E.     Pilkada langsung merupakan sarana penting bagi proses kaderisasi kepemimpinan nasional. Disadari atau tidak, stock kepemimpinan nasional amat terbatas. Dari jumlah penduduk Indonesia yang lebih dari 200 juta, jumlah pemimpin nasional yang kita miliki hanya beberapa. Mereka sebagian besar para pemimpin partai politik besar yang memenangi Pemilu 2004. Karena itu, harapan akan lahirnya pemimpin nasional justru dari pilkada langsung ini.

2.      Pelaksanaan dan penyelewengan pilkada

Pemilu langsung merupakan salah satu jalan terbaik dan dinilai paling bijaksana untuk memilih perwakilan dalam system pemerintahan. Itu semua berdasarkan dalam Pancasila sila ke 4 yang menjelaskan bahwa untuk ikut serta dalam system pemerintahan maka kita harus menunjuk perwakilan. Perwakilan tersebut dapat dipilih melalui Pemilu baik pemilihan Presiden maupun Kepala Daerah masing – masing secara langsung dan sesuai hati nurani masing – masing dengan harapan orang yang terpilih dapat menjadi wakil dalam system pemerintahan untuk memperjuangkan aspirasi rakyat.
Dalam pelaksanaannya, Pemilu dilaksanakan dan diawasi oleh Komisi Pemilihan Umum (KPU). KPU menjadi lembaga independent yang bertugas untuk mengatur, mengawasi dan melaksanaan pemilu ini agar dapat terlaksana dengan demokratis. Mulai dari seleksi bakal calon, persiapan kertas suara, hingga pelaksanaan pemilu ini.
Dalam pelaksanaan pemilu di lapangan banyak sekali ditemukan penyelewengan – penyelewengan. Kecurangan ini dilakukan oleh para bakal calon seperti :
1.      Money Politik

Dalam sebuah Pesta Demokrasi (Pemilu) tentu saja ada pihak yang menang dan yang kalah. Semua orang berlomba – lomba untuk mencari cara untuk mendapat dukungan dengan berbagai cara.  Sepertinya halnya dalam kasus Money Politik. Kasus ini selalu saja hadir dan menyertai dalam setiap pelaksanaan Pemilu. Para pengusa yang memiliki materi yang berlimpah dengan mudahnya memanfaatkan masalah ekonomi masyarakat yang cenderung masih rendah, maka dengan mudah mereka dapat diperalat dengan mudah.

Money pilitik dapat dicontohkan yaitu ketika salah satu dari kader bakal calon membagi bagikan uang kapada masyarakat dengan syarat harus memilih bakal calon tertentu. Tapi memang dengan uang dapat membeli segalanya. Dengan masih rendahnya tingkat pendidikan seseorang maka dengan mudah orang itu dapat diperalat dan diatur dengan mudah hanya karena uang. Jadi sangat rasional sekali jika untuk menjadi calon kepala daerah harus mempunyai uang yang banyak. Karena untuk biaya ini, biaya itu.

Bahan yang Disediakan:

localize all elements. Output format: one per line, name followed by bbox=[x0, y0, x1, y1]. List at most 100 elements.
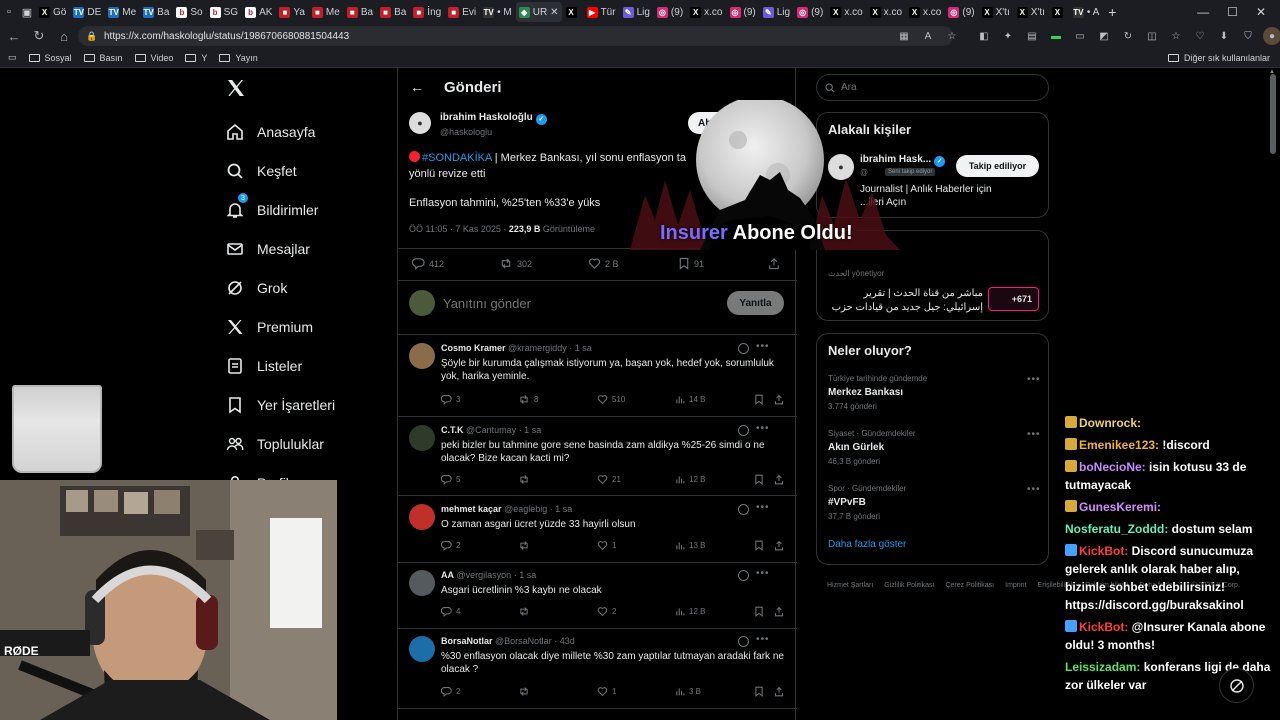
browser-tab[interactable]: ◎ (9) bbox=[727, 2, 759, 22]
browser-tab[interactable]: ■ Ba bbox=[377, 2, 409, 22]
nav-item-premium[interactable]: Premium bbox=[226, 307, 335, 346]
browser-tab[interactable]: ◎ (9) bbox=[794, 2, 826, 22]
favorites-icon[interactable]: ☆ bbox=[1167, 27, 1185, 45]
footer-link[interactable]: Gizlilik Politikası bbox=[884, 582, 934, 589]
grok-icon[interactable] bbox=[738, 636, 749, 647]
repost-action[interactable] bbox=[518, 686, 534, 697]
like-action[interactable]: 2 B bbox=[588, 257, 619, 270]
bookmark-action[interactable]: 91 bbox=[678, 257, 704, 270]
downloads-icon[interactable]: ⬇ bbox=[1215, 27, 1233, 45]
browser-tab[interactable]: ■ Me bbox=[309, 2, 343, 22]
extension-icon[interactable]: ◩ bbox=[1095, 27, 1113, 45]
read-aloud-icon[interactable]: A bbox=[919, 27, 937, 45]
bookmarks-menu-icon[interactable]: ▭ bbox=[8, 52, 17, 63]
like-action[interactable]: 1 bbox=[597, 686, 616, 697]
browser-tab[interactable]: TV • M bbox=[480, 2, 515, 22]
browser-tab[interactable]: ✎ Lig bbox=[620, 2, 653, 22]
browser-tab[interactable]: ◎ (9) bbox=[654, 2, 686, 22]
reply-action[interactable]: 2 bbox=[441, 540, 460, 551]
more-options-icon[interactable]: ••• bbox=[756, 502, 770, 513]
extension-icon[interactable]: ▭ bbox=[1071, 27, 1089, 45]
tweet-author[interactable]: ● ibrahim Haskoloğlu ✓ @haskologlu bbox=[409, 112, 547, 137]
reply-action[interactable]: 3 bbox=[441, 394, 460, 405]
avatar[interactable] bbox=[409, 343, 435, 369]
share-action[interactable] bbox=[774, 474, 788, 485]
search-input[interactable]: Ara bbox=[816, 74, 1049, 101]
browser-tab[interactable]: ■ Evi bbox=[445, 2, 479, 22]
browser-tab[interactable]: TV • A bbox=[1070, 2, 1102, 22]
more-options-icon[interactable]: ••• bbox=[1027, 374, 1041, 385]
sync-icon[interactable]: ↻ bbox=[1119, 27, 1137, 45]
views-action[interactable]: 12 B bbox=[675, 474, 705, 485]
browser-tab[interactable]: ■ İng bbox=[410, 2, 444, 22]
grok-chat-button[interactable] bbox=[1219, 668, 1254, 703]
following-button[interactable]: Takip ediliyor bbox=[956, 155, 1039, 177]
back-arrow-icon[interactable]: ← bbox=[410, 79, 426, 95]
bookmark-action[interactable] bbox=[754, 686, 768, 697]
browser-tab[interactable]: ✎ Lig bbox=[760, 2, 793, 22]
new-tab-button[interactable]: + bbox=[1103, 0, 1121, 24]
show-more-link[interactable]: Daha fazla göster bbox=[828, 539, 906, 550]
bookmark-action[interactable] bbox=[754, 474, 768, 485]
close-window-icon[interactable]: ✕ bbox=[1256, 5, 1266, 19]
browser-tab[interactable]: Xx.co bbox=[827, 2, 865, 22]
browser-tab[interactable]: ■ Ya bbox=[276, 2, 308, 22]
browser-tab[interactable]: TV DE bbox=[70, 2, 104, 22]
repost-action[interactable] bbox=[518, 606, 534, 617]
more-options-icon[interactable]: ••• bbox=[756, 568, 770, 579]
reply-action[interactable]: 5 bbox=[441, 474, 460, 485]
trend-item[interactable]: Spor · Gündemdekiler #VPvFB 37,7 B gönderi… bbox=[828, 484, 1040, 521]
views-action[interactable]: 3 B bbox=[675, 686, 701, 697]
grok-icon[interactable] bbox=[738, 504, 749, 515]
grok-icon[interactable] bbox=[738, 570, 749, 581]
avatar[interactable]: ● bbox=[409, 112, 431, 134]
url-field[interactable]: 🔒 https://x.com/haskologlu/status/198670… bbox=[78, 26, 953, 46]
avatar[interactable]: ● bbox=[1263, 27, 1280, 45]
bookmark-action[interactable] bbox=[754, 394, 768, 405]
browser-tab[interactable]: ◆ UR ✕ bbox=[515, 2, 562, 22]
views-action[interactable]: 13 B bbox=[675, 540, 705, 551]
browser-tab[interactable]: X X'tı bbox=[1014, 2, 1048, 22]
reply-tweet[interactable]: mehmet kaçar @eaglebig · 1 sa ••• O zaman … bbox=[398, 497, 797, 563]
refresh-icon[interactable]: ↻ bbox=[28, 25, 50, 47]
repost-action[interactable] bbox=[518, 474, 534, 485]
nav-item-grok[interactable]: Grok bbox=[226, 268, 335, 307]
browser-tab[interactable]: X X'tı bbox=[979, 2, 1013, 22]
reply-action[interactable]: 2 bbox=[441, 686, 460, 697]
home-browser-icon[interactable]: ⌂ bbox=[53, 25, 75, 47]
x-logo-icon[interactable] bbox=[226, 78, 246, 98]
hashtag-link[interactable]: #SONDAKİKA bbox=[422, 152, 492, 164]
browser-tab[interactable]: Xx.co bbox=[867, 2, 905, 22]
reply-tweet[interactable]: C.T.K @Cantumay · 1 sa ••• peki bizler bu … bbox=[398, 418, 797, 496]
grok-icon[interactable] bbox=[738, 425, 749, 436]
close-tab-icon[interactable]: ✕ bbox=[550, 7, 558, 18]
extension-icon[interactable]: ✦ bbox=[999, 27, 1017, 45]
reply-action[interactable]: 412 bbox=[412, 257, 444, 270]
views-action[interactable]: 12 B bbox=[675, 606, 705, 617]
page-scrollbar[interactable] bbox=[1270, 74, 1276, 154]
extension-icon[interactable]: ◧ bbox=[975, 27, 993, 45]
browser-tab[interactable]: b AK bbox=[242, 2, 275, 22]
trend-item[interactable]: Türkiye tarihinde gündemde Merkez Bankası… bbox=[828, 374, 1041, 411]
browser-tab[interactable]: Xx.co bbox=[687, 2, 725, 22]
nav-item-topluluklar[interactable]: Topluluklar bbox=[226, 424, 335, 463]
reply-input[interactable] bbox=[443, 295, 713, 311]
browser-tab[interactable]: X bbox=[563, 2, 583, 22]
repost-action[interactable] bbox=[518, 540, 534, 551]
bookmark-action[interactable] bbox=[754, 540, 768, 551]
like-action[interactable]: 21 bbox=[597, 474, 621, 485]
bookmark-action[interactable] bbox=[754, 606, 768, 617]
bookmark-folder[interactable]: Video bbox=[134, 53, 173, 63]
like-action[interactable]: 2 bbox=[597, 606, 616, 617]
more-options-icon[interactable]: ••• bbox=[756, 341, 770, 352]
reader-icon[interactable]: ▦ bbox=[895, 27, 913, 45]
nav-item-yer-i-şaretleri[interactable]: Yer İşaretleri bbox=[226, 385, 335, 424]
bookmark-folder[interactable]: Sosyal bbox=[28, 53, 72, 63]
other-bookmarks[interactable]: Diğer sık kullanılanlar bbox=[1167, 53, 1270, 63]
share-action[interactable] bbox=[774, 686, 788, 697]
nav-item-mesajlar[interactable]: Mesajlar bbox=[226, 229, 335, 268]
browser-tab[interactable]: ◎ (9) bbox=[945, 2, 977, 22]
bookmark-folder[interactable]: Yayın bbox=[219, 53, 258, 63]
browser-tab[interactable]: X Gö bbox=[36, 2, 69, 22]
minimize-icon[interactable]: — bbox=[1197, 5, 1209, 19]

Ketentuan Soal:
Tuliskan kelanjutan teks tentang pilkada langsung, dimulai setelah kalimat terakhirnya. Bahan yang disediakan tidak perlu digunakan.

Jawaban Latihan:
2.      Intimidasi

Intimidasi yaitu suatu cara dimana seseorang mampu mempengaruhi orang lain dengan cara kekerasan yang diserta ancaman. Sebagai contoh seorang pegawai pemerintah tingkat dasar (pegawai kecamatan) melakukan intimidasi terhadap warganya agar mencoblos salah satu calon. Jika tidak maka konsekuesinya adalah bantuan raskin akan dihentikan. Hal ini sangat menyeleweng sekali dari aturan pelaksanaan pemilu yang bebas dan rahasia.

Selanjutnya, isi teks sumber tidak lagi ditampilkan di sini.